> EXERCISE DETAILS
Output an exact reproduction of the data.
----- DATASET ENTRIES -----
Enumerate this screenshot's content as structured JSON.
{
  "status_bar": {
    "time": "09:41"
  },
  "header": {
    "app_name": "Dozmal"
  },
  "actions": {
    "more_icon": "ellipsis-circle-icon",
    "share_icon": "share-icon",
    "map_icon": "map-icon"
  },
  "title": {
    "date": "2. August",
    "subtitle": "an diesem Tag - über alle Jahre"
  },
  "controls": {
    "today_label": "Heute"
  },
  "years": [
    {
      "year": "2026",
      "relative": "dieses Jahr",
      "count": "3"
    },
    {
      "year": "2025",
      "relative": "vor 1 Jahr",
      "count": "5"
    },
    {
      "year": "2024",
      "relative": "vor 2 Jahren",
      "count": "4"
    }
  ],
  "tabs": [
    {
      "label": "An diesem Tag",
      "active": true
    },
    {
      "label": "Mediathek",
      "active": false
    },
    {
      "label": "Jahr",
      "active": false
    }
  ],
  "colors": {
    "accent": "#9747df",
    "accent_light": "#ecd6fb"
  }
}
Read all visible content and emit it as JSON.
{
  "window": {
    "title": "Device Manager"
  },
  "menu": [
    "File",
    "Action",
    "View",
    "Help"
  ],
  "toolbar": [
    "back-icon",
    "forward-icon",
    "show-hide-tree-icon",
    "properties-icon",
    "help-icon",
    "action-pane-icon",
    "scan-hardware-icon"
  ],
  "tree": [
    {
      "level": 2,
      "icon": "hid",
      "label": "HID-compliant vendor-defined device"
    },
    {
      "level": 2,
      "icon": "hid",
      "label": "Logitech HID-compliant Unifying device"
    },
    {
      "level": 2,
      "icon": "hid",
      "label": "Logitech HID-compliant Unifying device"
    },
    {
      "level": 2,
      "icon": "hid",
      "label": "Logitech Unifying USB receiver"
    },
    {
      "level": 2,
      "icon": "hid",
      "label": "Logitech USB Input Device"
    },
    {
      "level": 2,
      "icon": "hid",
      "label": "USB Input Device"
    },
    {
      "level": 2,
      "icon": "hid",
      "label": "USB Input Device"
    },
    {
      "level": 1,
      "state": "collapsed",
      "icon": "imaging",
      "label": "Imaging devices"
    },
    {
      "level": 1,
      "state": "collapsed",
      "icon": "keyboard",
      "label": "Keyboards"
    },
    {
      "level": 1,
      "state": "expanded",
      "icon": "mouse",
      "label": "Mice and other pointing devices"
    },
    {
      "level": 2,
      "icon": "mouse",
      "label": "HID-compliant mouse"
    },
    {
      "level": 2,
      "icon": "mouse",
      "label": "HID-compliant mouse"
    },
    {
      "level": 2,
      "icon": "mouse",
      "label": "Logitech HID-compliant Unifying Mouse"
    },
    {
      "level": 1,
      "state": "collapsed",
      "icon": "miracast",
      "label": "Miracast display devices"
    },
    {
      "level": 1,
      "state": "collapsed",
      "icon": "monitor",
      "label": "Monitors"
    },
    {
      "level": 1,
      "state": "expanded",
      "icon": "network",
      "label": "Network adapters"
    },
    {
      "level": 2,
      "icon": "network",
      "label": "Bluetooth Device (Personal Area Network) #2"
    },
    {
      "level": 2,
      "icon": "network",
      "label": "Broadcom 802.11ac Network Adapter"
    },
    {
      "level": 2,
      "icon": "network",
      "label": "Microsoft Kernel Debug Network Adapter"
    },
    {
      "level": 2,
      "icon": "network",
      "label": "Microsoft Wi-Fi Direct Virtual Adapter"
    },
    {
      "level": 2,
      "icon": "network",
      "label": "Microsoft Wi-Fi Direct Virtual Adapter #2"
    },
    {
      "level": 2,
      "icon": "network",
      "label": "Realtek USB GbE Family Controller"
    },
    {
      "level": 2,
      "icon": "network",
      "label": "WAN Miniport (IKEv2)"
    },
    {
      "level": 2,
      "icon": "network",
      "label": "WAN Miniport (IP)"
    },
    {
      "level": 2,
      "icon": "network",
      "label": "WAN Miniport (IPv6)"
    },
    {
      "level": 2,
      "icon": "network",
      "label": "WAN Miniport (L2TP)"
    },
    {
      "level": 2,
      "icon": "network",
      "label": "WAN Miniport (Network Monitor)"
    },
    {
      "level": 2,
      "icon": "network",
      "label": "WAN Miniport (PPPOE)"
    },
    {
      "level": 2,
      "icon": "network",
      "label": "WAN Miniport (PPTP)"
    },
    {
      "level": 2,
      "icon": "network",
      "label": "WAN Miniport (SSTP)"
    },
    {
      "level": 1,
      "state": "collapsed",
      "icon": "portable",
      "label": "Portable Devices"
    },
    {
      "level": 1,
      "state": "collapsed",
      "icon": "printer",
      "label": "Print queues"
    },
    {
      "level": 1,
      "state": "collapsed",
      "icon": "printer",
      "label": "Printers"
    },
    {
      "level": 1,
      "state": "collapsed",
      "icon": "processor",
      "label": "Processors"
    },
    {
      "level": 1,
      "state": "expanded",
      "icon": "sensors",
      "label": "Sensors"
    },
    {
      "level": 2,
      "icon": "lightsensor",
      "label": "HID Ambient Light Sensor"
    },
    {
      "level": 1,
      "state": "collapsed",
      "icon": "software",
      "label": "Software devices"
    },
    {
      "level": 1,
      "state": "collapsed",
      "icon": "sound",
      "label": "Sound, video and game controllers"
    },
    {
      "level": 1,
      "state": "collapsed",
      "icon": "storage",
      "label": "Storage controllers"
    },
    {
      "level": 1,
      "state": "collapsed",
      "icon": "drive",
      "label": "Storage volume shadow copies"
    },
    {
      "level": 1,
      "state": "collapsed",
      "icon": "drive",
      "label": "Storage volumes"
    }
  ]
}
-----
> RESULT BELOW
Enumerate this screenshot's content as structured JSON.
{
  "status_bar": {
    "time": "09:41"
  },
  "header": {
    "app_name": "Dozmal"
  },
  "actions": {
    "more_icon": "ellipsis-circle-icon",
    "share_icon": "share-icon",
    "map_icon": "map-icon"
  },
  "title": {
    "date": "2. August",
    "subtitle": "an diesem Tag - über alle Jahre"
  },
  "controls": {
    "today_label": "Heute"
  },
  "years": [
    {
      "year": "2026",
      "relative": "dieses Jahr",
      "count": "3"
    },
    {
      "year": "2025",
      "relative": "vor 1 Jahr",
      "count": "5"
    },
    {
      "year": "2024",
      "relative": "vor 2 Jahren",
      "count": "4"
    }
  ],
  "tabs": [
    {
      "label": "An diesem Tag",
      "active": true
    },
    {
      "label": "Mediathek",
      "active": false
    },
    {
      "label": "Jahr",
      "active": false
    }
  ],
  "colors": {
    "accent": "#9747df",
    "accent_light": "#ecd6fb"
  }
}
Read all visible content and emit it as JSON.
{
  "window": {
    "title": "Device Manager"
  },
  "menu": [
    "File",
    "Action",
    "View",
    "Help"
  ],
  "toolbar": [
    "back-icon",
    "forward-icon",
    "show-hide-tree-icon",
    "properties-icon",
    "help-icon",
    "action-pane-icon",
    "scan-hardware-icon"
  ],
  "tree": [
    {
      "level": 2,
      "icon": "hid",
      "label": "HID-compliant vendor-defined device"
    },
    {
      "level": 2,
      "icon": "hid",
      "label": "Logitech HID-compliant Unifying device"
    },
    {
      "level": 2,
      "icon": "hid",
      "label": "Logitech HID-compliant Unifying device"
    },
    {
      "level": 2,
      "icon": "hid",
      "label": "Logitech Unifying USB receiver"
    },
    {
      "level": 2,
      "icon": "hid",
      "label": "Logitech USB Input Device"
    },
    {
      "level": 2,
      "icon": "hid",
      "label": "USB Input Device"
    },
    {
      "level": 2,
      "icon": "hid",
      "label": "USB Input Device"
    },
    {
      "level": 1,
      "state": "collapsed",
      "icon": "imaging",
      "label": "Imaging devices"
    },
    {
      "level": 1,
      "state": "collapsed",
      "icon": "keyboard",
      "label": "Keyboards"
    },
    {
      "level": 1,
      "state": "expanded",
      "icon": "mouse",
      "label": "Mice and other pointing devices"
    },
    {
      "level": 2,
      "icon": "mouse",
      "label": "HID-compliant mouse"
    },
    {
      "level": 2,
      "icon": "mouse",
      "label": "HID-compliant mouse"
    },
    {
      "level": 2,
      "icon": "mouse",
      "label": "Logitech HID-compliant Unifying Mouse"
    },
    {
      "level": 1,
      "state": "collapsed",
      "icon": "miracast",
      "label": "Miracast display devices"
    },
    {
      "level": 1,
      "state": "collapsed",
      "icon": "monitor",
      "label": "Monitors"
    },
    {
      "level": 1,
      "state": "expanded",
      "icon": "network",
      "label": "Network adapters"
    },
    {
      "level": 2,
      "icon": "network",
      "label": "Bluetooth Device (Personal Area Network) #2"
    },
    {
      "level": 2,
      "icon": "network",
      "label": "Broadcom 802.11ac Network Adapter"
    },
    {
      "level": 2,
      "icon": "network",
      "label": "Microsoft Kernel Debug Network Adapter"
    },
    {
      "level": 2,
      "icon": "network",
      "label": "Microsoft Wi-Fi Direct Virtual Adapter"
    },
    {
      "level": 2,
      "icon": "network",
      "label": "Microsoft Wi-Fi Direct Virtual Adapter #2"
    },
    {
      "level": 2,
      "icon": "network",
      "label": "Realtek USB GbE Family Controller"
    },
    {
      "level": 2,
      "icon": "network",
      "label": "WAN Miniport (IKEv2)"
    },
    {
      "level": 2,
      "icon": "network",
      "label": "WAN Miniport (IP)"
    },
    {
      "level": 2,
      "icon": "network",
      "label": "WAN Miniport (IPv6)"
    },
    {
      "level": 2,
      "icon": "network",
      "label": "WAN Miniport (L2TP)"
    },
    {
      "level": 2,
      "icon": "network",
      "label": "WAN Miniport (Network Monitor)"
    },
    {
      "level": 2,
      "icon": "network",
      "label": "WAN Miniport (PPPOE)"
    },
    {
      "level": 2,
      "icon": "network",
      "label": "WAN Miniport (PPTP)"
    },
    {
      "level": 2,
      "icon": "network",
      "label": "WAN Miniport (SSTP)"
    },
    {
      "level": 1,
      "state": "collapsed",
      "icon": "portable",
      "label": "Portable Devices"
    },
    {
      "level": 1,
      "state": "collapsed",
      "icon": "printer",
      "label": "Print queues"
    },
    {
      "level": 1,
      "state": "collapsed",
      "icon": "printer",
      "label": "Printers"
    },
    {
      "level": 1,
      "state": "collapsed",
      "icon": "processor",
      "label": "Processors"
    },
    {
      "level": 1,
      "state": "expanded",
      "icon": "sensors",
      "label": "Sensors"
    },
    {
      "level": 2,
      "icon": "lightsensor",
      "label": "HID Ambient Light Sensor"
    },
    {
      "level": 1,
      "state": "collapsed",
      "icon": "software",
      "label": "Software devices"
    },
    {
      "level": 1,
      "state": "collapsed",
      "icon": "sound",
      "label": "Sound, video and game controllers"
    },
    {
      "level": 1,
      "state": "collapsed",
      "icon": "storage",
      "label": "Storage controllers"
    },
    {
      "level": 1,
      "state": "collapsed",
      "icon": "drive",
      "label": "Storage volume shadow copies"
    },
    {
      "level": 1,
      "state": "collapsed",
      "icon": "drive",
      "label": "Storage volumes"
    }
  ]
}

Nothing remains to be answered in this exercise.